Scan the records below. List lines holding "title".
>> Begin DATA PROVIDED
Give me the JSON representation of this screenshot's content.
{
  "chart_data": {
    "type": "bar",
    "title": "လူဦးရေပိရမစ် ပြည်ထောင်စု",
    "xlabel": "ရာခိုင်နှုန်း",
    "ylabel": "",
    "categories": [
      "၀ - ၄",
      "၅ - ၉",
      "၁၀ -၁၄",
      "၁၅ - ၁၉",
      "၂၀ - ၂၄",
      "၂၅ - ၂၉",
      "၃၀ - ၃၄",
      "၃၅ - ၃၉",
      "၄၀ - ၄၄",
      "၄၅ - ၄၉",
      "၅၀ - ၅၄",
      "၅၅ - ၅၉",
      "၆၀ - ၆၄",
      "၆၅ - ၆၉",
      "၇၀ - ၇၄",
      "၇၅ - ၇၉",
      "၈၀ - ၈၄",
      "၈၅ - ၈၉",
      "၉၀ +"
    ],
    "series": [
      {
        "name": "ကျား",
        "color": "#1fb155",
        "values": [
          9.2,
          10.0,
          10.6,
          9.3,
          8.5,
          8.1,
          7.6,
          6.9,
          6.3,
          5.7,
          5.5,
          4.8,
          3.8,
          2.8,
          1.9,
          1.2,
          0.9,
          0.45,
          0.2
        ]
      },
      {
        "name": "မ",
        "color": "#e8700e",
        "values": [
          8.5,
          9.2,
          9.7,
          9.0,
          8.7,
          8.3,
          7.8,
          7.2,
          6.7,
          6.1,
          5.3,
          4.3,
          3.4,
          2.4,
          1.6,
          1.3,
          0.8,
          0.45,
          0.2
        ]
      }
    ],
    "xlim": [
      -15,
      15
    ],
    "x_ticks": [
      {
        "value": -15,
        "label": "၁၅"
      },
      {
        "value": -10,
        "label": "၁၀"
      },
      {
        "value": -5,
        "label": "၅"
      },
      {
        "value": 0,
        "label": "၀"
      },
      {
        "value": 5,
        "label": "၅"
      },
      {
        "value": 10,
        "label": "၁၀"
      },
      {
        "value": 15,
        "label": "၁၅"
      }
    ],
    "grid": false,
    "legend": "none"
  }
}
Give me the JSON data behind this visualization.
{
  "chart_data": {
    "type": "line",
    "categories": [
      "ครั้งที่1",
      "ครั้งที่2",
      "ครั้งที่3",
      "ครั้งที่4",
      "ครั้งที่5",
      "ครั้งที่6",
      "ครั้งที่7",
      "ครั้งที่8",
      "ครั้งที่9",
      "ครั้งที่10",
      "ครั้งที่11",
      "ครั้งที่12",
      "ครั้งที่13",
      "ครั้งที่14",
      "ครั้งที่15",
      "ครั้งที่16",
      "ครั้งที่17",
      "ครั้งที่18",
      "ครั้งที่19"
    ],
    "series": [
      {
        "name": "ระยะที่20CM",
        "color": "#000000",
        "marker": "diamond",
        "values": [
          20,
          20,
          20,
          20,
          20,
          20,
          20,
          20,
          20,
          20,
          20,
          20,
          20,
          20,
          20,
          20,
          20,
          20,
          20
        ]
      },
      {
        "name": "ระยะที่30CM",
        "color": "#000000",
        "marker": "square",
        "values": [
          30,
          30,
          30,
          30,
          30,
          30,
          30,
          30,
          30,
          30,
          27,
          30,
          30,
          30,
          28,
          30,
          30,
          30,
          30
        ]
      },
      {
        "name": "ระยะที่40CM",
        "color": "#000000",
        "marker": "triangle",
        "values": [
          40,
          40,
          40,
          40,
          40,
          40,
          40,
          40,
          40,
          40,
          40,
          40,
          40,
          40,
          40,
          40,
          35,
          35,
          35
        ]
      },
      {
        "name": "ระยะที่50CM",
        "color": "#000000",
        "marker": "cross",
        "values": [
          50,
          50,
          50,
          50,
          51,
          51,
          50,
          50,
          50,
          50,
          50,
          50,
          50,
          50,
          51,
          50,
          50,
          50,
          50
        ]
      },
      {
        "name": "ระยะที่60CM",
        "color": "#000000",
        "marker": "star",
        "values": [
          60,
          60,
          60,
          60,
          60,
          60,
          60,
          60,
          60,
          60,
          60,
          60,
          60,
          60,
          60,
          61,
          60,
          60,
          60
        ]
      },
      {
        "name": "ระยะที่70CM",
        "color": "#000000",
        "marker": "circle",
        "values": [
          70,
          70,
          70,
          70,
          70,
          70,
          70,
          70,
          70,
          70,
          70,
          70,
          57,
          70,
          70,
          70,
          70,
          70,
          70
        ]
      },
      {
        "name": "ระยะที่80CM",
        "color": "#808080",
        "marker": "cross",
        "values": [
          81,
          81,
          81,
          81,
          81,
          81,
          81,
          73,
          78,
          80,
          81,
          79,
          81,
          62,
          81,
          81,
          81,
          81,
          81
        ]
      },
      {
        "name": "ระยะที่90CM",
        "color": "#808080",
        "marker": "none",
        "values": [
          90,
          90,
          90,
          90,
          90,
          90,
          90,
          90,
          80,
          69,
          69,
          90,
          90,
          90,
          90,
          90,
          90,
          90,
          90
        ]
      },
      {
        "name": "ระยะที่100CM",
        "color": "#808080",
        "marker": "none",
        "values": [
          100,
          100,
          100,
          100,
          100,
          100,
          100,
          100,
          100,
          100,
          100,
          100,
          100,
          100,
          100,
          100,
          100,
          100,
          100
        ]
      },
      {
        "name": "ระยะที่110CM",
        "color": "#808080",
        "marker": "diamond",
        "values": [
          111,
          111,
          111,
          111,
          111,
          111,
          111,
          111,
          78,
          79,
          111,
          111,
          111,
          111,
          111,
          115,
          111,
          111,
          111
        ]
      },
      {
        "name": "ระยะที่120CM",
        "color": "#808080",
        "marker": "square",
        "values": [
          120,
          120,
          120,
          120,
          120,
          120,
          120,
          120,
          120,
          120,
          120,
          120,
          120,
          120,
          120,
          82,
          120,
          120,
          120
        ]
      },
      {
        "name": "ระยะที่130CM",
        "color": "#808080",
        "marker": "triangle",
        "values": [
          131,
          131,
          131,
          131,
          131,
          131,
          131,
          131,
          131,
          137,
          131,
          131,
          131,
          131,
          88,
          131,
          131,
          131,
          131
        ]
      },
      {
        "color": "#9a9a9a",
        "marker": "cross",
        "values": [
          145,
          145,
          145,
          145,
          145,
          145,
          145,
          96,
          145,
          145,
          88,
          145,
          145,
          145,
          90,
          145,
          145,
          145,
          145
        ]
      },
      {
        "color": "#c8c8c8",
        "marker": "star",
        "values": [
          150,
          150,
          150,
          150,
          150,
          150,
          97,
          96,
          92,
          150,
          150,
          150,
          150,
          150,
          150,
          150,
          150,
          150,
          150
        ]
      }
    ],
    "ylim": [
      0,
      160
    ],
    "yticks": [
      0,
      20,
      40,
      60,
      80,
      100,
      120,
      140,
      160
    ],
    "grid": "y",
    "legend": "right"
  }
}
>> End DATA PROVIDED
>> Begin DATA PROVIDED
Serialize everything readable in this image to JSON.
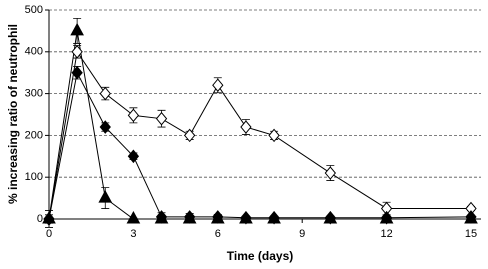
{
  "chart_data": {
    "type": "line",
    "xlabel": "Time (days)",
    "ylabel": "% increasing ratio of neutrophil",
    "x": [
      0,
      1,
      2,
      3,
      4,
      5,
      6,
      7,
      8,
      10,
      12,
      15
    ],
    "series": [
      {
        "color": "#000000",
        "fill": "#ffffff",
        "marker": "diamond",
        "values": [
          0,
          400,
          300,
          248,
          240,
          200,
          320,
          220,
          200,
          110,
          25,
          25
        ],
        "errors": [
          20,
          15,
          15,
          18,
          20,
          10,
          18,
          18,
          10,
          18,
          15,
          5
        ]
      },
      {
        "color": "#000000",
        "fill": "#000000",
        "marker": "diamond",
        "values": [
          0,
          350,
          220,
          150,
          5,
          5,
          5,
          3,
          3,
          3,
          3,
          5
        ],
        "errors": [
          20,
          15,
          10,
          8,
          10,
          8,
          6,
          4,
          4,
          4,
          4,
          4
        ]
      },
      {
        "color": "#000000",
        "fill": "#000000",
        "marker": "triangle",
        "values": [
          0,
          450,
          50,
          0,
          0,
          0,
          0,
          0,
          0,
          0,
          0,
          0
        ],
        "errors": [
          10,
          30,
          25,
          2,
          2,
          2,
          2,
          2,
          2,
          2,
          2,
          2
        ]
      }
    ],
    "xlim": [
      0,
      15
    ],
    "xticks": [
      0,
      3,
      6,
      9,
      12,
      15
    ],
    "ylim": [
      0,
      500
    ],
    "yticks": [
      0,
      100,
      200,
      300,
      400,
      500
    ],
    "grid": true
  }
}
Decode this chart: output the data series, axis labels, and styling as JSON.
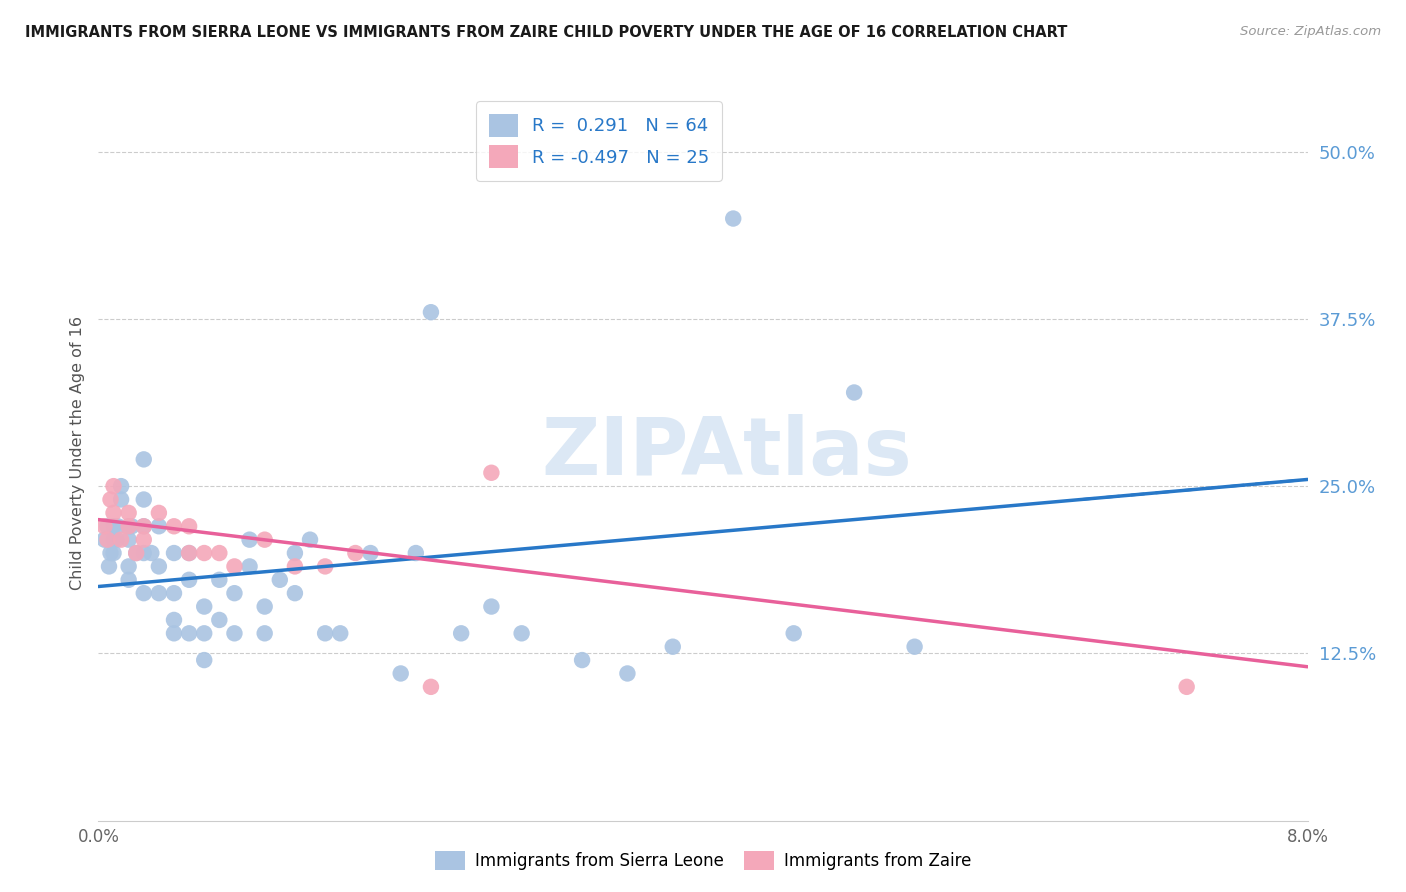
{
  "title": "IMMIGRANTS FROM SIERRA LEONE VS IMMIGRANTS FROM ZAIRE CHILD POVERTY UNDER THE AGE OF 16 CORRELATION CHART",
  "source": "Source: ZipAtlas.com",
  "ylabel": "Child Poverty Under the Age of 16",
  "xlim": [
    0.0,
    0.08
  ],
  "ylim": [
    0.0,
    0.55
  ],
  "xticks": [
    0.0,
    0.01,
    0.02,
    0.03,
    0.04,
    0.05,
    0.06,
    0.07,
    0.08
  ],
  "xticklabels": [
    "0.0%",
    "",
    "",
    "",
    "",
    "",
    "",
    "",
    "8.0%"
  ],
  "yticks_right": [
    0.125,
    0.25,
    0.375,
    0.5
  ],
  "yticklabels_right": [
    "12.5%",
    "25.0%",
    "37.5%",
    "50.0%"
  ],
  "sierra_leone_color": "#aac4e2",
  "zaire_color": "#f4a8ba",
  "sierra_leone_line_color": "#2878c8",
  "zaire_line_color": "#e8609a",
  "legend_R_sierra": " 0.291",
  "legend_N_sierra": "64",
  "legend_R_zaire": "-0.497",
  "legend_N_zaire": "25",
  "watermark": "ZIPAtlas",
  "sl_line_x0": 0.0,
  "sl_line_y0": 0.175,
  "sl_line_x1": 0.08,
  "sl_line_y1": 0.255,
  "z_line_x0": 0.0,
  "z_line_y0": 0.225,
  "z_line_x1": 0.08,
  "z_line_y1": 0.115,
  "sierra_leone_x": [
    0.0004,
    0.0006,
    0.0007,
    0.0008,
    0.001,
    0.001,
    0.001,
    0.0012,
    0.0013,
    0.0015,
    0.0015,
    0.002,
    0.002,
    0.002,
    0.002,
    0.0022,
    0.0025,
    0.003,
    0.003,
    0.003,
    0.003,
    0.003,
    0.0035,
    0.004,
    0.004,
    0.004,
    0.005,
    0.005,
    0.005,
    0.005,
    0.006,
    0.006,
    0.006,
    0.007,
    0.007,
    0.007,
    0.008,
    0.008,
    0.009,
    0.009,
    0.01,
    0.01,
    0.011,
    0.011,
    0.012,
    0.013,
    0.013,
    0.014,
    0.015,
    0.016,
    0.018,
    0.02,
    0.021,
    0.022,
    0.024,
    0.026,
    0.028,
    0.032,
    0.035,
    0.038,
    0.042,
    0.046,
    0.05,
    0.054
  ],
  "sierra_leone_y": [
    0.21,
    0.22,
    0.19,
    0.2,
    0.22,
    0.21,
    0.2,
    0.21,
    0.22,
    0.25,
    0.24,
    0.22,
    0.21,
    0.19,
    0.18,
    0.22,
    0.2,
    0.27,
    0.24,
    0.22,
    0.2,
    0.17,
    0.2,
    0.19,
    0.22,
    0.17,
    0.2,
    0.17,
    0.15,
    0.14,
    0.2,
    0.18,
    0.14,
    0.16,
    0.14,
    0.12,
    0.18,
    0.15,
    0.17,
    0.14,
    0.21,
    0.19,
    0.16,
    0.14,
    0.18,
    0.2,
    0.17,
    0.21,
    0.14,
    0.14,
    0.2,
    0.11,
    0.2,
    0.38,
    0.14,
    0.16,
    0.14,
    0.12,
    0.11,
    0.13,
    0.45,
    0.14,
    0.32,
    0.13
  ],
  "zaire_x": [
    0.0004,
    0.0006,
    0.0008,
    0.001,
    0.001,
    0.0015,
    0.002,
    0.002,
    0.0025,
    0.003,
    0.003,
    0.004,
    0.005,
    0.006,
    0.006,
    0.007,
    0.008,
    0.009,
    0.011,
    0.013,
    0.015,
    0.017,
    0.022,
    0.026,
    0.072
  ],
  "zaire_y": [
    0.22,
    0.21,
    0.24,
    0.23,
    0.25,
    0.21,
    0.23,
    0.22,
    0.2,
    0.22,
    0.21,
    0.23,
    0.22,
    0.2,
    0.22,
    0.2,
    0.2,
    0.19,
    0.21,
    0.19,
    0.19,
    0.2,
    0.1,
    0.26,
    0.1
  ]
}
>> End DATA PROVIDED
# COMPLETE ANSWER:
    "title": "လူဦးရေပိရမစ် ပြည်ထောင်စု",
  "title": "IMMIGRANTS FROM SIERRA LEONE VS IMMIGRANTS FROM ZAIRE CHILD POVERTY UNDER THE AGE OF 16 CORRELATION CHART",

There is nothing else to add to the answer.